:: DATASET CONTENT ::

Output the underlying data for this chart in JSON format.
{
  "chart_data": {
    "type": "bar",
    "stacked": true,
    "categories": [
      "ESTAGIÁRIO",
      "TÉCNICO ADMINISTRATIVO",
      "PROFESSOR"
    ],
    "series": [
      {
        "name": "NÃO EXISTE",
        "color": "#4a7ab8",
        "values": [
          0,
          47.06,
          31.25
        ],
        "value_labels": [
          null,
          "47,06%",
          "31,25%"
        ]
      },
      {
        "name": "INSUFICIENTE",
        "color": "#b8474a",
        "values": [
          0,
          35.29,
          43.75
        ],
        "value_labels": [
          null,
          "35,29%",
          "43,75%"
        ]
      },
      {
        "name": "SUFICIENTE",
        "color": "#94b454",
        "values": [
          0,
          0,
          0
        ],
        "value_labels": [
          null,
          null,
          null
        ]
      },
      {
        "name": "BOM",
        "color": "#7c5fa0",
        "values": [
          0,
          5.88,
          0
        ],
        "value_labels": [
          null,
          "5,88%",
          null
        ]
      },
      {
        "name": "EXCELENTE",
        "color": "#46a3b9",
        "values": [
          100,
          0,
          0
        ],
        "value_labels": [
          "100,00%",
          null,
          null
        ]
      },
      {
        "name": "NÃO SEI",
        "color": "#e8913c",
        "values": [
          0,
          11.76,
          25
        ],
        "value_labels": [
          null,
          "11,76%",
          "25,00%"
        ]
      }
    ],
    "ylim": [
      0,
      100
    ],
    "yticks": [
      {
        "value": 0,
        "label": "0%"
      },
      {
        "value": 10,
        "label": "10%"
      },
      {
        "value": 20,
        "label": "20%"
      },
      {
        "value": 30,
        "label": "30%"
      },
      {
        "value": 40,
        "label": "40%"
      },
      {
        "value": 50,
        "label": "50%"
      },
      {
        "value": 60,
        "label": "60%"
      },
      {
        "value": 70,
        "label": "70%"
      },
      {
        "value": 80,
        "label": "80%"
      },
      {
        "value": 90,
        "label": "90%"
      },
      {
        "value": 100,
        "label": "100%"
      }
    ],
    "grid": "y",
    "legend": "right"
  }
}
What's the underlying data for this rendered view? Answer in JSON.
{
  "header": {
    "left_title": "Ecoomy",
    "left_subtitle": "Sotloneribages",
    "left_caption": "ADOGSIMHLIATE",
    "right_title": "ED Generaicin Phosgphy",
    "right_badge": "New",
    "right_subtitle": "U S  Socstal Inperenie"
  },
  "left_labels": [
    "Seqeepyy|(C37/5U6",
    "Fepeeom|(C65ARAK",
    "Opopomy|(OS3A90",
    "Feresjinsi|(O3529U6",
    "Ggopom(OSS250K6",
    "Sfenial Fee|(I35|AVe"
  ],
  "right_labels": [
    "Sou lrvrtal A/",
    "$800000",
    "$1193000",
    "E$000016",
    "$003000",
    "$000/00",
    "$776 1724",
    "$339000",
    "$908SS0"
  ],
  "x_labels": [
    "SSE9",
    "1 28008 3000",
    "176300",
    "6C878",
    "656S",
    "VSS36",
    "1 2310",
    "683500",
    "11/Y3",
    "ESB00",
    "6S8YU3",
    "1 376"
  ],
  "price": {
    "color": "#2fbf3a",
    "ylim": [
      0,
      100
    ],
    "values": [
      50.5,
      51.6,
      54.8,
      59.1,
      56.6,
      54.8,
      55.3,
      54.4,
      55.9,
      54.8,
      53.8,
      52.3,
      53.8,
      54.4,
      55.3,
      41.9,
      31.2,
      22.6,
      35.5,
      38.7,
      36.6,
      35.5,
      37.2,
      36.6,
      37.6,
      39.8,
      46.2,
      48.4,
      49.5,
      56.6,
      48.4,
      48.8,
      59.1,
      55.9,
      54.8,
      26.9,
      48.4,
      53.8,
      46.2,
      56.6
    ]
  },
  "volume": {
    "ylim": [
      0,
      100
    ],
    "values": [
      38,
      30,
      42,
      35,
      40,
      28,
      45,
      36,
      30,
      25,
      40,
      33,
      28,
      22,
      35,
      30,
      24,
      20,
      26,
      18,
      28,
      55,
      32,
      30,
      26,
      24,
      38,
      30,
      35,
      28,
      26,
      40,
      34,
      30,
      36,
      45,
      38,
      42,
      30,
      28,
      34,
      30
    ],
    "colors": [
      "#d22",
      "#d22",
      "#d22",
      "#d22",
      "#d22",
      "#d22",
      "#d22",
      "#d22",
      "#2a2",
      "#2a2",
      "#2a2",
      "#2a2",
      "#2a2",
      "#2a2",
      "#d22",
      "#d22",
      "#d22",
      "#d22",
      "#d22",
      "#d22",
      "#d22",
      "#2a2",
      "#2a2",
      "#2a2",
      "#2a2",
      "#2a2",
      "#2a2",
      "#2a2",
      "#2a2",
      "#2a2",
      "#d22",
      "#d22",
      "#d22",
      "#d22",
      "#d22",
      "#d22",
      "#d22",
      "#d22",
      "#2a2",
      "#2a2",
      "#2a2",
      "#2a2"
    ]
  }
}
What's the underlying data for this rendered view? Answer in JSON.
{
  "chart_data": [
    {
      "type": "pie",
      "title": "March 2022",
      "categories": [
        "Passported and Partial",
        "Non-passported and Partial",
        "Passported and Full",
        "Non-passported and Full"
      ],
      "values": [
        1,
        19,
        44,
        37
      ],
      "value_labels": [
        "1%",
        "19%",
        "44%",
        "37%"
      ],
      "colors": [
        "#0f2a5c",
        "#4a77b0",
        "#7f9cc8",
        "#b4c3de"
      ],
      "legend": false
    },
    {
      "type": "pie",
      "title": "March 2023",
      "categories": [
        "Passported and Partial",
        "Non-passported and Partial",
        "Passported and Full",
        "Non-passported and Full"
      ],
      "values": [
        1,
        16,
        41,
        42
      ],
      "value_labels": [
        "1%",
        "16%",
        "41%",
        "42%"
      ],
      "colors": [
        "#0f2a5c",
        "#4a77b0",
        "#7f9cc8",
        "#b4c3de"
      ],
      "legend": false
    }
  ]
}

:::

GIVEN INSTRUCTION
All entries shown above should be printed again exactly.

EXERCISE RESPONSE
Output the underlying data for this chart in JSON format.
{
  "chart_data": {
    "type": "bar",
    "stacked": true,
    "categories": [
      "ESTAGIÁRIO",
      "TÉCNICO ADMINISTRATIVO",
      "PROFESSOR"
    ],
    "series": [
      {
        "name": "NÃO EXISTE",
        "color": "#4a7ab8",
        "values": [
          0,
          47.06,
          31.25
        ],
        "value_labels": [
          null,
          "47,06%",
          "31,25%"
        ]
      },
      {
        "name": "INSUFICIENTE",
        "color": "#b8474a",
        "values": [
          0,
          35.29,
          43.75
        ],
        "value_labels": [
          null,
          "35,29%",
          "43,75%"
        ]
      },
      {
        "name": "SUFICIENTE",
        "color": "#94b454",
        "values": [
          0,
          0,
          0
        ],
        "value_labels": [
          null,
          null,
          null
        ]
      },
      {
        "name": "BOM",
        "color": "#7c5fa0",
        "values": [
          0,
          5.88,
          0
        ],
        "value_labels": [
          null,
          "5,88%",
          null
        ]
      },
      {
        "name": "EXCELENTE",
        "color": "#46a3b9",
        "values": [
          100,
          0,
          0
        ],
        "value_labels": [
          "100,00%",
          null,
          null
        ]
      },
      {
        "name": "NÃO SEI",
        "color": "#e8913c",
        "values": [
          0,
          11.76,
          25
        ],
        "value_labels": [
          null,
          "11,76%",
          "25,00%"
        ]
      }
    ],
    "ylim": [
      0,
      100
    ],
    "yticks": [
      {
        "value": 0,
        "label": "0%"
      },
      {
        "value": 10,
        "label": "10%"
      },
      {
        "value": 20,
        "label": "20%"
      },
      {
        "value": 30,
        "label": "30%"
      },
      {
        "value": 40,
        "label": "40%"
      },
      {
        "value": 50,
        "label": "50%"
      },
      {
        "value": 60,
        "label": "60%"
      },
      {
        "value": 70,
        "label": "70%"
      },
      {
        "value": 80,
        "label": "80%"
      },
      {
        "value": 90,
        "label": "90%"
      },
      {
        "value": 100,
        "label": "100%"
      }
    ],
    "grid": "y",
    "legend": "right"
  }
}
What's the underlying data for this rendered view? Answer in JSON.
{
  "header": {
    "left_title": "Ecoomy",
    "left_subtitle": "Sotloneribages",
    "left_caption": "ADOGSIMHLIATE",
    "right_title": "ED Generaicin Phosgphy",
    "right_badge": "New",
    "right_subtitle": "U S  Socstal Inperenie"
  },
  "left_labels": [
    "Seqeepyy|(C37/5U6",
    "Fepeeom|(C65ARAK",
    "Opopomy|(OS3A90",
    "Feresjinsi|(O3529U6",
    "Ggopom(OSS250K6",
    "Sfenial Fee|(I35|AVe"
  ],
  "right_labels": [
    "Sou lrvrtal A/",
    "$800000",
    "$1193000",
    "E$000016",
    "$003000",
    "$000/00",
    "$776 1724",
    "$339000",
    "$908SS0"
  ],
  "x_labels": [
    "SSE9",
    "1 28008 3000",
    "176300",
    "6C878",
    "656S",
    "VSS36",
    "1 2310",
    "683500",
    "11/Y3",
    "ESB00",
    "6S8YU3",
    "1 376"
  ],
  "price": {
    "color": "#2fbf3a",
    "ylim": [
      0,
      100
    ],
    "values": [
      50.5,
      51.6,
      54.8,
      59.1,
      56.6,
      54.8,
      55.3,
      54.4,
      55.9,
      54.8,
      53.8,
      52.3,
      53.8,
      54.4,
      55.3,
      41.9,
      31.2,
      22.6,
      35.5,
      38.7,
      36.6,
      35.5,
      37.2,
      36.6,
      37.6,
      39.8,
      46.2,
      48.4,
      49.5,
      56.6,
      48.4,
      48.8,
      59.1,
      55.9,
      54.8,
      26.9,
      48.4,
      53.8,
      46.2,
      56.6
    ]
  },
  "volume": {
    "ylim": [
      0,
      100
    ],
    "values": [
      38,
      30,
      42,
      35,
      40,
      28,
      45,
      36,
      30,
      25,
      40,
      33,
      28,
      22,
      35,
      30,
      24,
      20,
      26,
      18,
      28,
      55,
      32,
      30,
      26,
      24,
      38,
      30,
      35,
      28,
      26,
      40,
      34,
      30,
      36,
      45,
      38,
      42,
      30,
      28,
      34,
      30
    ],
    "colors": [
      "#d22",
      "#d22",
      "#d22",
      "#d22",
      "#d22",
      "#d22",
      "#d22",
      "#d22",
      "#2a2",
      "#2a2",
      "#2a2",
      "#2a2",
      "#2a2",
      "#2a2",
      "#d22",
      "#d22",
      "#d22",
      "#d22",
      "#d22",
      "#d22",
      "#d22",
      "#2a2",
      "#2a2",
      "#2a2",
      "#2a2",
      "#2a2",
      "#2a2",
      "#2a2",
      "#2a2",
      "#2a2",
      "#d22",
      "#d22",
      "#d22",
      "#d22",
      "#d22",
      "#d22",
      "#d22",
      "#d22",
      "#2a2",
      "#2a2",
      "#2a2",
      "#2a2"
    ]
  }
}
What's the underlying data for this rendered view? Answer in JSON.
{
  "chart_data": [
    {
      "type": "pie",
      "title": "March 2022",
      "categories": [
        "Passported and Partial",
        "Non-passported and Partial",
        "Passported and Full",
        "Non-passported and Full"
      ],
      "values": [
        1,
        19,
        44,
        37
      ],
      "value_labels": [
        "1%",
        "19%",
        "44%",
        "37%"
      ],
      "colors": [
        "#0f2a5c",
        "#4a77b0",
        "#7f9cc8",
        "#b4c3de"
      ],
      "legend": false
    },
    {
      "type": "pie",
      "title": "March 2023",
      "categories": [
        "Passported and Partial",
        "Non-passported and Partial",
        "Passported and Full",
        "Non-passported and Full"
      ],
      "values": [
        1,
        16,
        41,
        42
      ],
      "value_labels": [
        "1%",
        "16%",
        "41%",
        "42%"
      ],
      "colors": [
        "#0f2a5c",
        "#4a77b0",
        "#7f9cc8",
        "#b4c3de"
      ],
      "legend": false
    }
  ]
}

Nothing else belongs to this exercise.